Set exercise: Report all lines from the entries below in which "PD的长度取得最小值时" appears.

Saved entries:
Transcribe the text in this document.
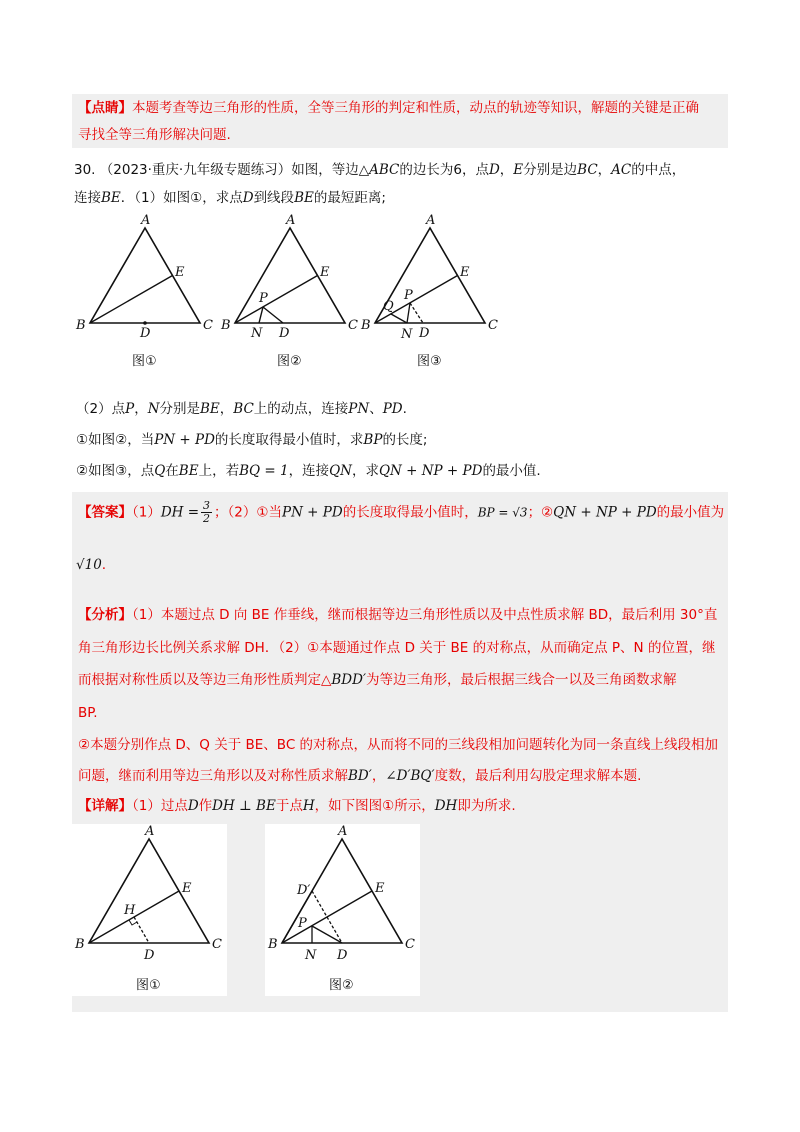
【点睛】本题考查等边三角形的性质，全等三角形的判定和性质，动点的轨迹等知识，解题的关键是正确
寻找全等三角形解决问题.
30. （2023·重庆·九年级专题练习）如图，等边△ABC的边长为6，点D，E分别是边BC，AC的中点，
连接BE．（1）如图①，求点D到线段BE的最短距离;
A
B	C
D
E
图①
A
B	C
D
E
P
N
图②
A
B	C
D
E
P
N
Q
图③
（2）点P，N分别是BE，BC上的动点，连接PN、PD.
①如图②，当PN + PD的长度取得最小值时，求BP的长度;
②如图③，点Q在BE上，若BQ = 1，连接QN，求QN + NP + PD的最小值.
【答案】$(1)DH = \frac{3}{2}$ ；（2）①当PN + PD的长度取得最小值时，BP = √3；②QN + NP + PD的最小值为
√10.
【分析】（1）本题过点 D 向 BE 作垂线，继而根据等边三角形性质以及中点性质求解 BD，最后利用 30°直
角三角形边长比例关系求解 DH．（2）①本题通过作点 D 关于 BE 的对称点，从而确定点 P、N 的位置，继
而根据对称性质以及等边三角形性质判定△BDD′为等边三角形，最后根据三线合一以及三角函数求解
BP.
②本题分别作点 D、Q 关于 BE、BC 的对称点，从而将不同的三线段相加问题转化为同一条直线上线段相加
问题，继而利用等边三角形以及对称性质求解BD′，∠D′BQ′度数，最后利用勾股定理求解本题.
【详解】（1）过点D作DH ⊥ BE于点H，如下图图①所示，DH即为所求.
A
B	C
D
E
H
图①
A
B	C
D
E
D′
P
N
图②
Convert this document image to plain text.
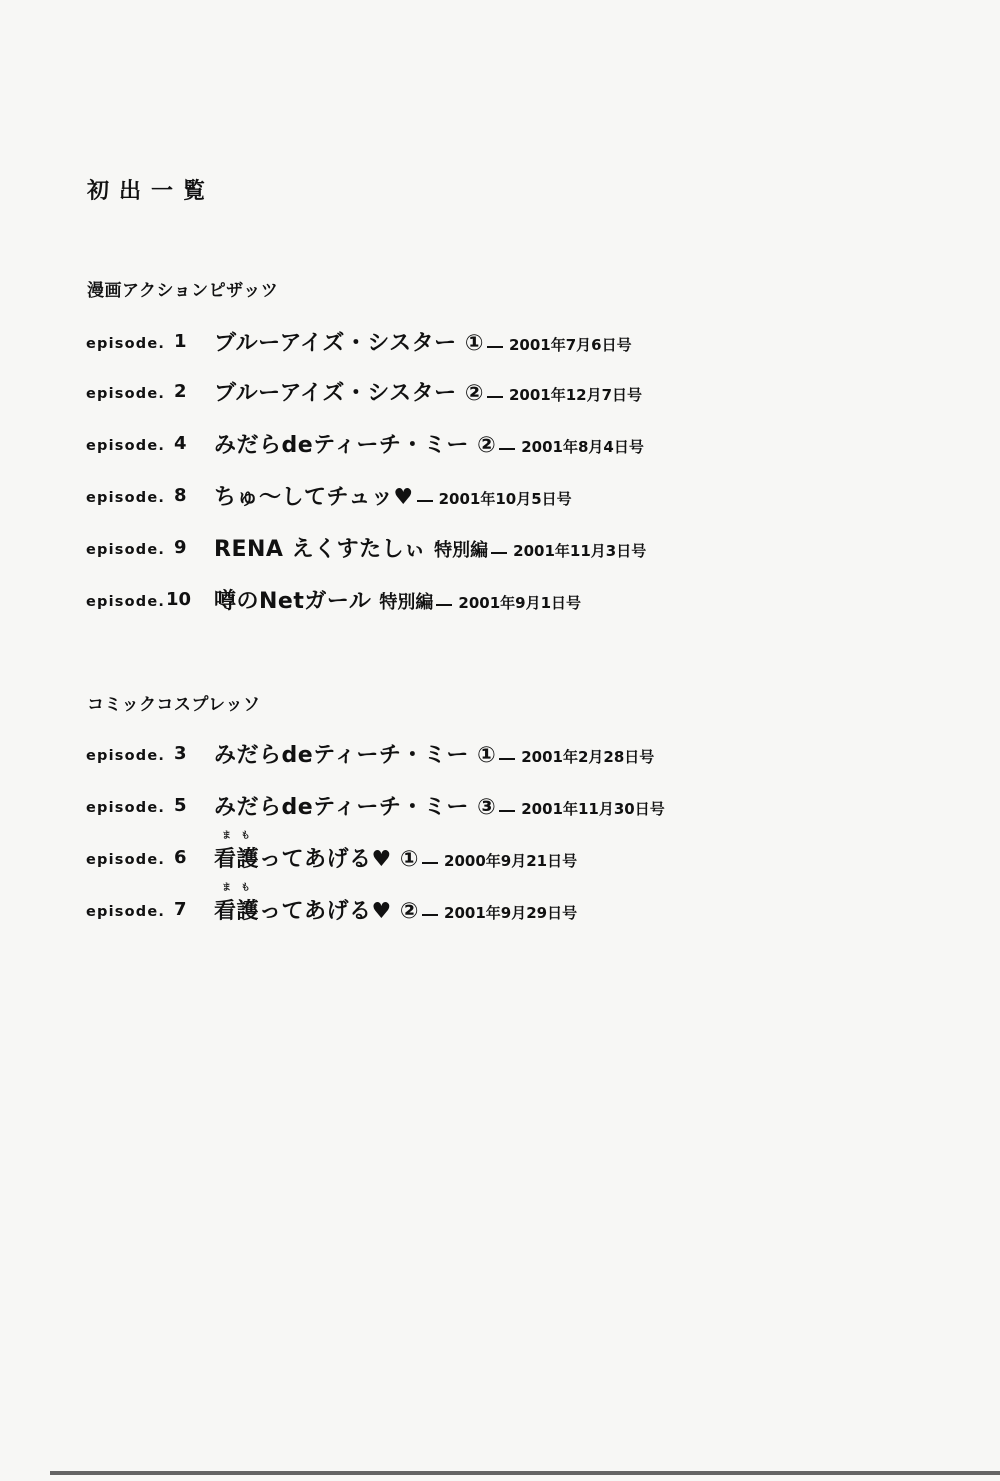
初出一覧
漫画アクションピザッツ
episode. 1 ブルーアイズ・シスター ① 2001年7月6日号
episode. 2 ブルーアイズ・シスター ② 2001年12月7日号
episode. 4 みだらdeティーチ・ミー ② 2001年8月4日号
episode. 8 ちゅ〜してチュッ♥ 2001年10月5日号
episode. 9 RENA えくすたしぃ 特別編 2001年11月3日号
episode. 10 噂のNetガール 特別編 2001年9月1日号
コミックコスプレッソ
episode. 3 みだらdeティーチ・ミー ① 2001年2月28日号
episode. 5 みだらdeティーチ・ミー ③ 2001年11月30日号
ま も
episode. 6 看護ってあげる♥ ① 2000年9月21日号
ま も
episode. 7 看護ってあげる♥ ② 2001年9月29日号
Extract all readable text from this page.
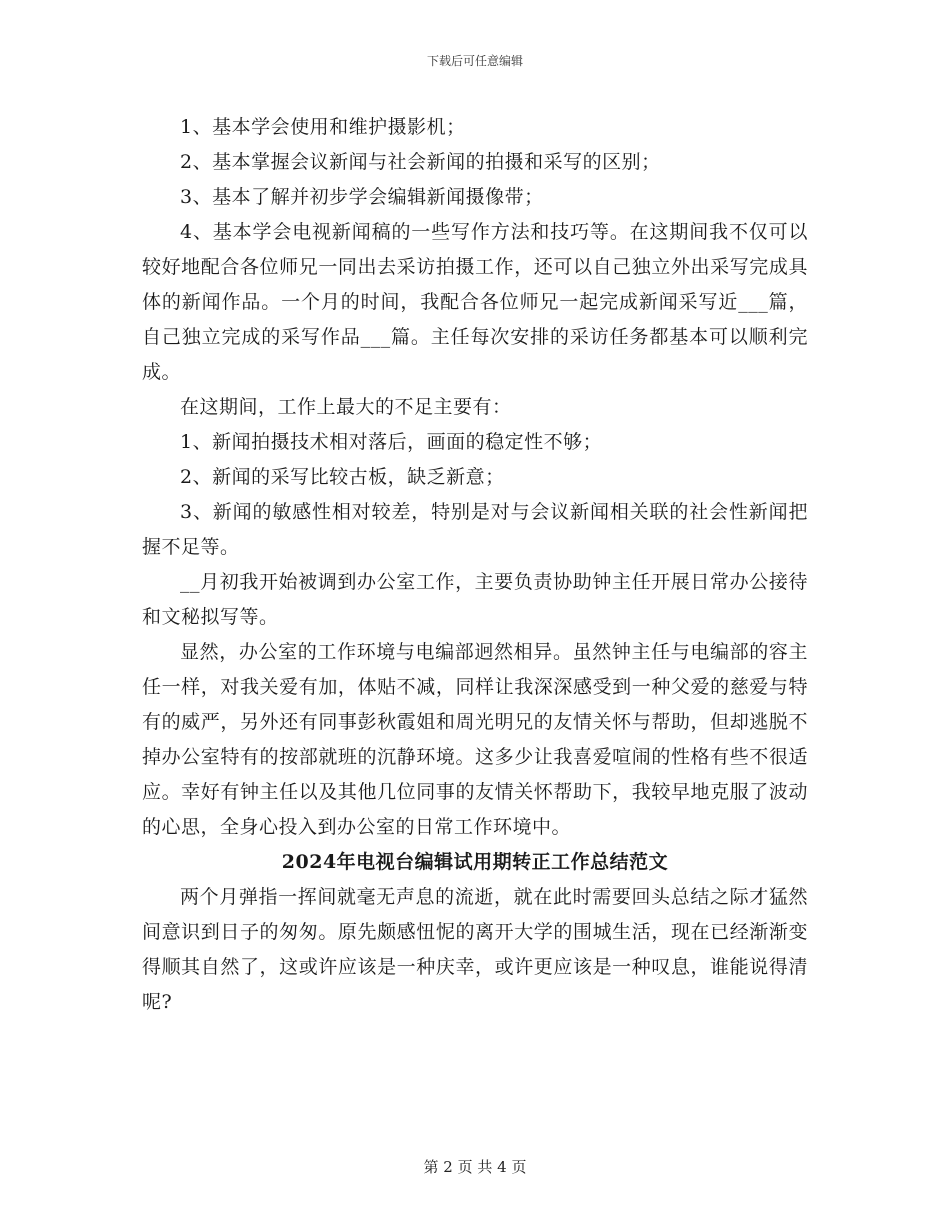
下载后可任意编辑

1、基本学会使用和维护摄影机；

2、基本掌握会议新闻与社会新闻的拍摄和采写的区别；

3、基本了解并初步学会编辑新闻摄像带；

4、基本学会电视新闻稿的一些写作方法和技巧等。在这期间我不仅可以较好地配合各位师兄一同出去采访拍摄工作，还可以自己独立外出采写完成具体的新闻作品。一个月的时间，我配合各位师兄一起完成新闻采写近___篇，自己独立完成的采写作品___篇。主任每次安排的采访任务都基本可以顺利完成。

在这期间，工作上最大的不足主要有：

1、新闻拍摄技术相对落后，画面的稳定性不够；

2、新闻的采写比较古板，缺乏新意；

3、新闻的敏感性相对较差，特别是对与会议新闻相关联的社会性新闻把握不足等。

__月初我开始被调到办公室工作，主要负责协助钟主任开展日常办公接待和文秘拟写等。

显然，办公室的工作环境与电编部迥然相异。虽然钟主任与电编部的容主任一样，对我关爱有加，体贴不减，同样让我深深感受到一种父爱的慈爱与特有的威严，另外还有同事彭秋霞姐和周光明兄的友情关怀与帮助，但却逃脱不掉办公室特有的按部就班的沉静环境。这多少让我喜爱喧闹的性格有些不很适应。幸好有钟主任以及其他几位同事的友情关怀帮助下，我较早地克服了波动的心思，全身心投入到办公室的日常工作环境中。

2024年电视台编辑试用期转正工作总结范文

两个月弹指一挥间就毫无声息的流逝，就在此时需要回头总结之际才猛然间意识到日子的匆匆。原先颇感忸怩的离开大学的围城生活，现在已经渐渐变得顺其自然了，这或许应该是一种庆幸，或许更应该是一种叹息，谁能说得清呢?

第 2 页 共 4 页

Expected answer:
①如图②，当PN + PD的长度取得最小值时，求BP的长度;
【答案】$(1)DH = \frac{3}{2}$ ；（2）①当PN + PD的长度取得最小值时，BP = √3；②QN + NP + PD的最小值为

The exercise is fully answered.